What lines in the data below mention the string "ffffff"? Copy them out.

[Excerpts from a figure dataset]

====

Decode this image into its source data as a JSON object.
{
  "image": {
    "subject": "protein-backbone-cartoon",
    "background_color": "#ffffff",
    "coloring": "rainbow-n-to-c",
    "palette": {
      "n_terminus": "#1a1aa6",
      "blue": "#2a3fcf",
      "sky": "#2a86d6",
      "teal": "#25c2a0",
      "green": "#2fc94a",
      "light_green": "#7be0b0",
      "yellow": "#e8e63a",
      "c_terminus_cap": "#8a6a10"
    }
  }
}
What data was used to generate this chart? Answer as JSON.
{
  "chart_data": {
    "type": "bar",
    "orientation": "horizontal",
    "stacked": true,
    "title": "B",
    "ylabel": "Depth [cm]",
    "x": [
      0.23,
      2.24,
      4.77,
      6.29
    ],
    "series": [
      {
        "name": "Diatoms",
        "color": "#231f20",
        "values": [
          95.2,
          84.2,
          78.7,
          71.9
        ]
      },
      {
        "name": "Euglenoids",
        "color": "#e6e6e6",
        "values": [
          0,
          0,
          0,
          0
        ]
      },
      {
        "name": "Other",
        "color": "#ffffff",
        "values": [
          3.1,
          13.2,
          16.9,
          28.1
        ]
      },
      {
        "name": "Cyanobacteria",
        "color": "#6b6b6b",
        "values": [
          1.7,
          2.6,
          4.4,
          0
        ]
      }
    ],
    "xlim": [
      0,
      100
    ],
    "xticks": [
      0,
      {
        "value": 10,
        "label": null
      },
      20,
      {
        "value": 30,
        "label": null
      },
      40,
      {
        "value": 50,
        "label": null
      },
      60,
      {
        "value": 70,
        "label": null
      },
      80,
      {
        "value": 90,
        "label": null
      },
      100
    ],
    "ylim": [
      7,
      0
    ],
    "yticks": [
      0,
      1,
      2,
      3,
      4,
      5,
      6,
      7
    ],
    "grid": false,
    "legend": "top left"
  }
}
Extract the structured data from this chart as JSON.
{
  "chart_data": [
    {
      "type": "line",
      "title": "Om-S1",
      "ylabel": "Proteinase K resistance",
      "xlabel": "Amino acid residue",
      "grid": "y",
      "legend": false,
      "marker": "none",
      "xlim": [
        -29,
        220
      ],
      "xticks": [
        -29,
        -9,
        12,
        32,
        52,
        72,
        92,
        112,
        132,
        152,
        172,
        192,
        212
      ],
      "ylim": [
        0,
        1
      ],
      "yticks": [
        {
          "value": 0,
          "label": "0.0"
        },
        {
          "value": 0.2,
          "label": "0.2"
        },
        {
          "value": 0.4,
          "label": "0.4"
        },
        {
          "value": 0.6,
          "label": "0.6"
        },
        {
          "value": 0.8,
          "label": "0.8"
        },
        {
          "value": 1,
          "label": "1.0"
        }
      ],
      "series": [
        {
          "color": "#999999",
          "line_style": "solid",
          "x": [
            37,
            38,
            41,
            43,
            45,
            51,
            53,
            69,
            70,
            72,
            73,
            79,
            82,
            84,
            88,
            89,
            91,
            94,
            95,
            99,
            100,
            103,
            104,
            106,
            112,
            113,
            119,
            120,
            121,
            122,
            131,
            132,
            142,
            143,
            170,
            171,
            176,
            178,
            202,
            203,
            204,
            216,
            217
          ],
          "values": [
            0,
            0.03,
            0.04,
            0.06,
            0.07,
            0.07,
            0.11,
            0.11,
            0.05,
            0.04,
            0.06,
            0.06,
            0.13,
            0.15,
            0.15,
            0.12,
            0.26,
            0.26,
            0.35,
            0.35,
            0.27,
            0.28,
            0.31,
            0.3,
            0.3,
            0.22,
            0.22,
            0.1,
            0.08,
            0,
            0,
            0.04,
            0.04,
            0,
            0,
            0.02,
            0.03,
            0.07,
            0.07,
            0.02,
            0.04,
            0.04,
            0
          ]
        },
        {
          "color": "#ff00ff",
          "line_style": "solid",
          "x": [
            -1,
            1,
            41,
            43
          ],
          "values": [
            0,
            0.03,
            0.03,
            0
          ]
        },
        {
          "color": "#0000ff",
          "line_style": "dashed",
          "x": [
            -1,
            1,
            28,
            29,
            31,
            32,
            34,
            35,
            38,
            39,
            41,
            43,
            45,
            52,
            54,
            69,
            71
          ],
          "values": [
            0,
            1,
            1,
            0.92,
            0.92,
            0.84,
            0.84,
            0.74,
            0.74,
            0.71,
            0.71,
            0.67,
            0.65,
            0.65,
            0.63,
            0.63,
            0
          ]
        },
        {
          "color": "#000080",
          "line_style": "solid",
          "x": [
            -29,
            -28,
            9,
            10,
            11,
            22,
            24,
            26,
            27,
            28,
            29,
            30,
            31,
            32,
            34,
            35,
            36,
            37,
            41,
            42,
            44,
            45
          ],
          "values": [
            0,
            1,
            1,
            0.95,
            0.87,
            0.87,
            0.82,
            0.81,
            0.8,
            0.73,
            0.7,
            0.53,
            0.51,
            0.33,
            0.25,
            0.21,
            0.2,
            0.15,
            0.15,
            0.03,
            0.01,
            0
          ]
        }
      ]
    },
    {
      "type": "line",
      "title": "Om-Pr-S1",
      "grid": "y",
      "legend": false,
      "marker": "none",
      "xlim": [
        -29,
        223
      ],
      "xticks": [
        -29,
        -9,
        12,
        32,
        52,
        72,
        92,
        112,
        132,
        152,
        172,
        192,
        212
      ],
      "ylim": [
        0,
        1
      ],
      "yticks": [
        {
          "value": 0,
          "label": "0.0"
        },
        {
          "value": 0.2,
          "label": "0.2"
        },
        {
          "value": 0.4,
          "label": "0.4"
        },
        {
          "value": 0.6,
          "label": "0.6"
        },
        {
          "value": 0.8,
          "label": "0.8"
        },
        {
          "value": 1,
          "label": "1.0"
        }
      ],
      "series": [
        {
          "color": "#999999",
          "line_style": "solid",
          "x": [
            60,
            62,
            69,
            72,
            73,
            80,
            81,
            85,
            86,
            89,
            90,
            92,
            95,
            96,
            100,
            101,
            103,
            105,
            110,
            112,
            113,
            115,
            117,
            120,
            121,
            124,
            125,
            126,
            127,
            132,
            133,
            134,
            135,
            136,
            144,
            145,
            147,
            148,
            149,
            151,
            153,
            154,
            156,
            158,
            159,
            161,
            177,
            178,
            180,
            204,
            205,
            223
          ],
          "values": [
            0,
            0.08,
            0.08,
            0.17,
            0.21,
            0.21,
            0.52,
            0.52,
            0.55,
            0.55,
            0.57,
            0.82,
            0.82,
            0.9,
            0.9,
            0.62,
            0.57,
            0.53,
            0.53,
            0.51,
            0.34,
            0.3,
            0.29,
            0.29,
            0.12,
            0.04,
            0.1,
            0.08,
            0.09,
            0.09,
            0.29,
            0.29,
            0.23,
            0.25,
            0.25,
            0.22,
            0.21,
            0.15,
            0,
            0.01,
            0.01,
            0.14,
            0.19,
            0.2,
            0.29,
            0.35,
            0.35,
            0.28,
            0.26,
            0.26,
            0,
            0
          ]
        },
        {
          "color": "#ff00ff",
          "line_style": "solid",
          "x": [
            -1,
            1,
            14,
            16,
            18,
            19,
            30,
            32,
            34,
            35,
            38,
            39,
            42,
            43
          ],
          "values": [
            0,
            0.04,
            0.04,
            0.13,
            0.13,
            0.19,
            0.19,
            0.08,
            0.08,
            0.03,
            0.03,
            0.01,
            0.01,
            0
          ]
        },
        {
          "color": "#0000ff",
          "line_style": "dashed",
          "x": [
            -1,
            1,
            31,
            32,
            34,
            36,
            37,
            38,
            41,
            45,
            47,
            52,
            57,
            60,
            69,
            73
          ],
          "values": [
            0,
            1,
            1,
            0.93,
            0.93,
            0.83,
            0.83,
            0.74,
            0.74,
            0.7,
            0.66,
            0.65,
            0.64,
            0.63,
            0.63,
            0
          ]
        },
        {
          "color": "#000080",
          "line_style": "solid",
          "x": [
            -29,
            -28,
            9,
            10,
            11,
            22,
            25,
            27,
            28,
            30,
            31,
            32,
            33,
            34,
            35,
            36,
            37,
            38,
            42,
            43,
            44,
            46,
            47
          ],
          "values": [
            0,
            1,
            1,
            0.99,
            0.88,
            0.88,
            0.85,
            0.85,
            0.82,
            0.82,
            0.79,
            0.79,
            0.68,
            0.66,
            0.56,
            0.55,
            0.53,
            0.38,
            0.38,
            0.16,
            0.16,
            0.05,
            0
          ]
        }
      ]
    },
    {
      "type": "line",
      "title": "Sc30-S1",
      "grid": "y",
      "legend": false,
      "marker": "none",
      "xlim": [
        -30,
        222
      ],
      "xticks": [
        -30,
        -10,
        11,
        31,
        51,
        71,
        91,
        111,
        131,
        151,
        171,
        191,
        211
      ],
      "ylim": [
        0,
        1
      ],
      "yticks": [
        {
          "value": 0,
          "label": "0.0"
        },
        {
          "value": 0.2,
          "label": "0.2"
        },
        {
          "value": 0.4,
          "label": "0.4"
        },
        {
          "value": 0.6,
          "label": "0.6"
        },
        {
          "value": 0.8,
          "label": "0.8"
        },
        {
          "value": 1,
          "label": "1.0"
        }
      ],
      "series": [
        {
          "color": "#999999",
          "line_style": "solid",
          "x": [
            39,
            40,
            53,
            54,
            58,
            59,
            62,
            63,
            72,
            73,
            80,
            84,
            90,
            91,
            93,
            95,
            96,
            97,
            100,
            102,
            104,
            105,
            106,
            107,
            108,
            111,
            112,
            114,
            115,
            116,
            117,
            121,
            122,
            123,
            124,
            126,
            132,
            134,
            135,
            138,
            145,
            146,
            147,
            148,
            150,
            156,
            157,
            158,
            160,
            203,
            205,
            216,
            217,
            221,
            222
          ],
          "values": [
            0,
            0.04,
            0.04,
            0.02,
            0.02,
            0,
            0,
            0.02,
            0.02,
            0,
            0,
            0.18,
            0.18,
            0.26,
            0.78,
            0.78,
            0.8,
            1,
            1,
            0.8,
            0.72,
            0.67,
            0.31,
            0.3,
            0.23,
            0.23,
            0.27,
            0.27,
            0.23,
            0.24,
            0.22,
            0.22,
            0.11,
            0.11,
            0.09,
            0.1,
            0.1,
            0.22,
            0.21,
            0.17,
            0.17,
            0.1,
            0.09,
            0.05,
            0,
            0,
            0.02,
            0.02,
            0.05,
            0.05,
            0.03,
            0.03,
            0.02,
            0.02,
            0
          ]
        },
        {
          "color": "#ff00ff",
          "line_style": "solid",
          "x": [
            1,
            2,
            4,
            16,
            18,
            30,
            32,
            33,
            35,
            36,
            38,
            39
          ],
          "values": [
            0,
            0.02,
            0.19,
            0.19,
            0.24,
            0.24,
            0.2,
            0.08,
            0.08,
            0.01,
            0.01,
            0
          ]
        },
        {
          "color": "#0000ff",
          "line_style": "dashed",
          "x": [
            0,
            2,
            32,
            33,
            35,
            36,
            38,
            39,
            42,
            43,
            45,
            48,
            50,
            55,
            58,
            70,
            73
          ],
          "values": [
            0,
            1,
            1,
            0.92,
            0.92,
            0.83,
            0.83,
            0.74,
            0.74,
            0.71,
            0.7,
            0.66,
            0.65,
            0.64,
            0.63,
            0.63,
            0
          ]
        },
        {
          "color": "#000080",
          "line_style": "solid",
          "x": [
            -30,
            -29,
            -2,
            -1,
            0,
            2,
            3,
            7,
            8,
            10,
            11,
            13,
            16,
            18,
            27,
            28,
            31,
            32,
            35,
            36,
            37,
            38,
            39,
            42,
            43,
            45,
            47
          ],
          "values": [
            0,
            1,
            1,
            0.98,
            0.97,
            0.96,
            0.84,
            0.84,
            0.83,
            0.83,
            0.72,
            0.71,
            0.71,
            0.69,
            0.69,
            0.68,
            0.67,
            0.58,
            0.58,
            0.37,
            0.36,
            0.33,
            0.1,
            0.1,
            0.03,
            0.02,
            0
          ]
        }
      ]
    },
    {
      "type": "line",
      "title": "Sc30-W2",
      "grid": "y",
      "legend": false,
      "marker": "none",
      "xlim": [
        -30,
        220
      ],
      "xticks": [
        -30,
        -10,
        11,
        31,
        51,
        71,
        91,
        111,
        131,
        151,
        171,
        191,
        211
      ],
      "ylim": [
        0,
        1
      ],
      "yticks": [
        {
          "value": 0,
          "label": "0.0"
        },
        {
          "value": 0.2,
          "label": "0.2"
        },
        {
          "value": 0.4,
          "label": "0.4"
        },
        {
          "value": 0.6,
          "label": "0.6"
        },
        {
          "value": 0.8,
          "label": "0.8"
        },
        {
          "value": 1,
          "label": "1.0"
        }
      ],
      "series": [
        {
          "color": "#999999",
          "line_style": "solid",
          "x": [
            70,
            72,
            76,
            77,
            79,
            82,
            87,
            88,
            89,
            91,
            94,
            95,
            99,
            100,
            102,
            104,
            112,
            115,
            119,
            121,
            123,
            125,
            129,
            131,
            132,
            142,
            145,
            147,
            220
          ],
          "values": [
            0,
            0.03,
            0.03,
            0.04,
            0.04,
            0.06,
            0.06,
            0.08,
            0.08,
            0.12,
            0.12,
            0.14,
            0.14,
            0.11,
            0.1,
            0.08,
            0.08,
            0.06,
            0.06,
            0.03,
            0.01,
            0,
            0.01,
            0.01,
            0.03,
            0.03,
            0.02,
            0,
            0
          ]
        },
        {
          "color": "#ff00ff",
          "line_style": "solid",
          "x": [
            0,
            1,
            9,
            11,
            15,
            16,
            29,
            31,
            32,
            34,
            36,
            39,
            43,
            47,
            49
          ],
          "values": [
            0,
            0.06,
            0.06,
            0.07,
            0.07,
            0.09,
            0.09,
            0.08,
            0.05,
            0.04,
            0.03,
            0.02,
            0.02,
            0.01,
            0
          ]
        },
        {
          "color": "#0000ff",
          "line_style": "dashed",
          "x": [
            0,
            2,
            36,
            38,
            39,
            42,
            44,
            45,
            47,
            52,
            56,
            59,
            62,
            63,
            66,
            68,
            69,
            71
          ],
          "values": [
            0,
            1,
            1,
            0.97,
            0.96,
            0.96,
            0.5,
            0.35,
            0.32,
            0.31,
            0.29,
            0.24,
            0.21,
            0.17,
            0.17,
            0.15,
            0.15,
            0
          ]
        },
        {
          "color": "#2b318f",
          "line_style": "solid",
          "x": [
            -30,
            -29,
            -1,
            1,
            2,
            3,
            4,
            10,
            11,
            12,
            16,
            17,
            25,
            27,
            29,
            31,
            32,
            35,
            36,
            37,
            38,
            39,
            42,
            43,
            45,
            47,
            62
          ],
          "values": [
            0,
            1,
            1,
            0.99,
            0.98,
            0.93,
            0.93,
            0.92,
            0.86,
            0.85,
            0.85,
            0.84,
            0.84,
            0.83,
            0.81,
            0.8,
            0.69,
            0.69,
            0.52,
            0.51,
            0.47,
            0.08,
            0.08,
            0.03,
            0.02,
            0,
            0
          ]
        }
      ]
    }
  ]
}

====

WRITTEN ANSWER:
    "background_color": "#ffffff",
        "color": "#ffffff",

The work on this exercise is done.